[START MATERIAL SHOWN]

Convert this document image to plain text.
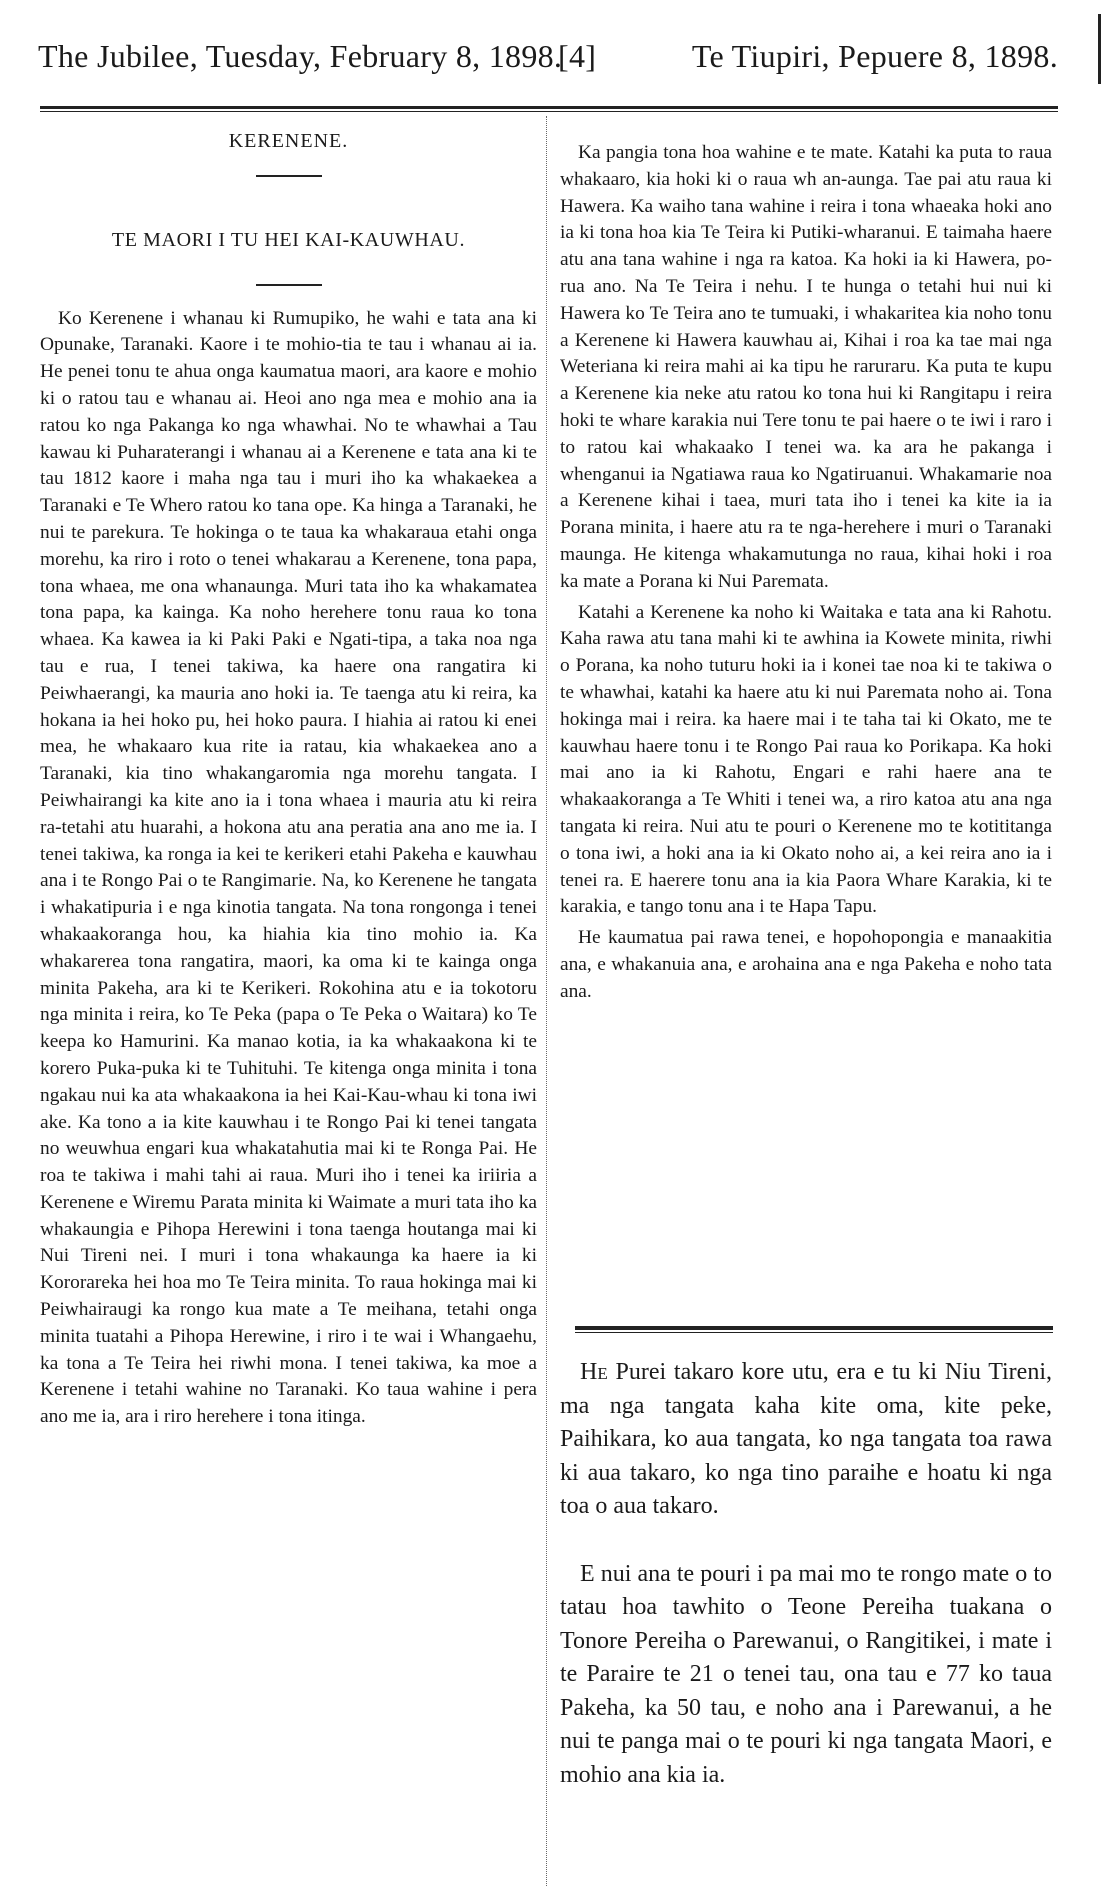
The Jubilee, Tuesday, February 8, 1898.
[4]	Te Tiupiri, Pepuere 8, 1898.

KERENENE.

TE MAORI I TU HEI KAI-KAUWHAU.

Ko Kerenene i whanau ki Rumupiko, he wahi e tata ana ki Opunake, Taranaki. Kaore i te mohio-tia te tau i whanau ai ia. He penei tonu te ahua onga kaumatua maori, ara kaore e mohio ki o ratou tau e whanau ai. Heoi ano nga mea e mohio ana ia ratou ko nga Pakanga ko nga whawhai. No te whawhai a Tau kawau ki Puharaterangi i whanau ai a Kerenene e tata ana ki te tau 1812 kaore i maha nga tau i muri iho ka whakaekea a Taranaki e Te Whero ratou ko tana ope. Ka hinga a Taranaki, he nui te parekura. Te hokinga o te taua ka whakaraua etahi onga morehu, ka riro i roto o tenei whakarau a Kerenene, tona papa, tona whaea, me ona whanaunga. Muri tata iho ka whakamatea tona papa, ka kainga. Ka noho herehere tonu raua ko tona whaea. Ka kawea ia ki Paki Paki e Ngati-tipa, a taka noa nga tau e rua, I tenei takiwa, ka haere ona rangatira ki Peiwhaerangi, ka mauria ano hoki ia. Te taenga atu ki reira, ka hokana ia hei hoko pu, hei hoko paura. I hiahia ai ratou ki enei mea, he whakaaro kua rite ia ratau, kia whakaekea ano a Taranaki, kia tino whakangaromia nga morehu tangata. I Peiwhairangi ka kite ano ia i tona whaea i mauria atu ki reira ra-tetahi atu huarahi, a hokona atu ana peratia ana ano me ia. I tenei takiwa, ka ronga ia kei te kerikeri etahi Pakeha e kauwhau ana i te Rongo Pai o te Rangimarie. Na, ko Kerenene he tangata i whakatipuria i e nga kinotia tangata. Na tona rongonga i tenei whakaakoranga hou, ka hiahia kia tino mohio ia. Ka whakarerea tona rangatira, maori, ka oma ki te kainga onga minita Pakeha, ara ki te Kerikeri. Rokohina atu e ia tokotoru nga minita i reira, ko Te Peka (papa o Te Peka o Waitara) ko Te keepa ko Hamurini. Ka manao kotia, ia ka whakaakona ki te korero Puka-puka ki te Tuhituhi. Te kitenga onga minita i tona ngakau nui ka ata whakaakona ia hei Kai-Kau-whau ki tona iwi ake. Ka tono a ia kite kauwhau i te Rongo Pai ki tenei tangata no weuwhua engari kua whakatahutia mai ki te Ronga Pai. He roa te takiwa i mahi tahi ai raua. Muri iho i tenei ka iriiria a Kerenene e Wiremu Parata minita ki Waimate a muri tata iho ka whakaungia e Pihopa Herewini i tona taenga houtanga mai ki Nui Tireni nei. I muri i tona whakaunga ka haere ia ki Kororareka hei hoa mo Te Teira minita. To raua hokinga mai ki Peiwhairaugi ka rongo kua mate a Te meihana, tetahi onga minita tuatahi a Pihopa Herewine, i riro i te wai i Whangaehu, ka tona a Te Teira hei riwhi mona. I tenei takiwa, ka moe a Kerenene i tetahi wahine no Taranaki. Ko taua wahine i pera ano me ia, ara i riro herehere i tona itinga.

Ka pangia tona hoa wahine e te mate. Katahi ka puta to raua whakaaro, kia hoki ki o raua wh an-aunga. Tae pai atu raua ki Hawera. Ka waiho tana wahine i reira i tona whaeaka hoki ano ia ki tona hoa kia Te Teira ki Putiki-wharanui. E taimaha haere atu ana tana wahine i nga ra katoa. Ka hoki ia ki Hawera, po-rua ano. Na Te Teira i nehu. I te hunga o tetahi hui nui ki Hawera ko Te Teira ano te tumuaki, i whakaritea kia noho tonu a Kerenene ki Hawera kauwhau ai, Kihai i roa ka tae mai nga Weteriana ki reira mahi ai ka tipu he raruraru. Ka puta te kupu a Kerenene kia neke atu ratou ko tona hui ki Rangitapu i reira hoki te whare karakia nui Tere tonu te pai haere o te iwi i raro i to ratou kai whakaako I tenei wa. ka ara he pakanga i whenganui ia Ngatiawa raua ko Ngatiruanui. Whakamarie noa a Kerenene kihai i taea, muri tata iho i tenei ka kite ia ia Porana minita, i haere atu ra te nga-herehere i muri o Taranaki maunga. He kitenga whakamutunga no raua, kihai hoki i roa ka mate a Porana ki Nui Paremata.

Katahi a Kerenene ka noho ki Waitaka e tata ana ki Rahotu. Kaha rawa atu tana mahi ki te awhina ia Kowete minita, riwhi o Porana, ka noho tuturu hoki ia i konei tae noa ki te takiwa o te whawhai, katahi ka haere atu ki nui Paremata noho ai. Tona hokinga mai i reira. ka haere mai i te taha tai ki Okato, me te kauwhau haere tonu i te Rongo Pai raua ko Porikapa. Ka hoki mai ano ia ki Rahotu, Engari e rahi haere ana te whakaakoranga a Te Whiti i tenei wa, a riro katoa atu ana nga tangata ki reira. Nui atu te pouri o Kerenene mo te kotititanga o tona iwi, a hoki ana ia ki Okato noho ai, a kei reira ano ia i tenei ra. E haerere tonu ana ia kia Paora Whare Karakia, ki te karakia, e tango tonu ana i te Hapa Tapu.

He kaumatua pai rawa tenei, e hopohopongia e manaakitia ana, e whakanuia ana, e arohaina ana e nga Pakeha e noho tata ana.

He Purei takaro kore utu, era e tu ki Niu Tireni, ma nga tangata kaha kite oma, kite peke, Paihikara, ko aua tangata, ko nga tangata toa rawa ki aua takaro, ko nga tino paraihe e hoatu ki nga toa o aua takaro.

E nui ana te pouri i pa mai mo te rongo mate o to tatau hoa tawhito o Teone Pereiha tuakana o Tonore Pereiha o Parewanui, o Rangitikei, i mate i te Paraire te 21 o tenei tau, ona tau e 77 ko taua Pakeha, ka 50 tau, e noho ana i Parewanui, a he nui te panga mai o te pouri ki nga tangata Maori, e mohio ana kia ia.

[END MATERIAL SHOWN]
[START MATERIAL SHOWN]

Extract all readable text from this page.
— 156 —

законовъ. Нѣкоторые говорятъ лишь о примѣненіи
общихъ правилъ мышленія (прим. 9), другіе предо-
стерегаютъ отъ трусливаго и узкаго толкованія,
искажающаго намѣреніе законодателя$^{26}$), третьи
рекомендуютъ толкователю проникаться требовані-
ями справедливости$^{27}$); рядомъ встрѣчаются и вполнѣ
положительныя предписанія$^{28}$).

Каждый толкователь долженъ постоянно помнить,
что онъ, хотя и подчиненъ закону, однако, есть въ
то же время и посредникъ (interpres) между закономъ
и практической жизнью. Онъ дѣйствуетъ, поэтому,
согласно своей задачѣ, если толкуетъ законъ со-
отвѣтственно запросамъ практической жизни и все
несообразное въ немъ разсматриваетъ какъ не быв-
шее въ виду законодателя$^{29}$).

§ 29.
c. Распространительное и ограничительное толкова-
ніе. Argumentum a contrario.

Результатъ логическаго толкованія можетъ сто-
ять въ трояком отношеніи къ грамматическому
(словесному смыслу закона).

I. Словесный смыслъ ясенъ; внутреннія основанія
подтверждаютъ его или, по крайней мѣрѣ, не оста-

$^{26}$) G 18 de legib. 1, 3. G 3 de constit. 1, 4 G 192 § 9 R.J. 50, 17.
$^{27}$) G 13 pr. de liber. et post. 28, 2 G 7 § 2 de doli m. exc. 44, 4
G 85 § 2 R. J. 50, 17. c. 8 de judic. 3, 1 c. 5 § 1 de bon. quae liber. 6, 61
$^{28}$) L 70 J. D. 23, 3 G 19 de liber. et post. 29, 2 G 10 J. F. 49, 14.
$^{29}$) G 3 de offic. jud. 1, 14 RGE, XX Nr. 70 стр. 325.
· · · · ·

[END MATERIAL SHOWN]

Check each line above for the string "законодателя" and show the ones that have it.

**FINAL RESULT**:
искажающаго намѣреніе законодателя$^{26}$), третьи
шее въ виду законодателя$^{29}$).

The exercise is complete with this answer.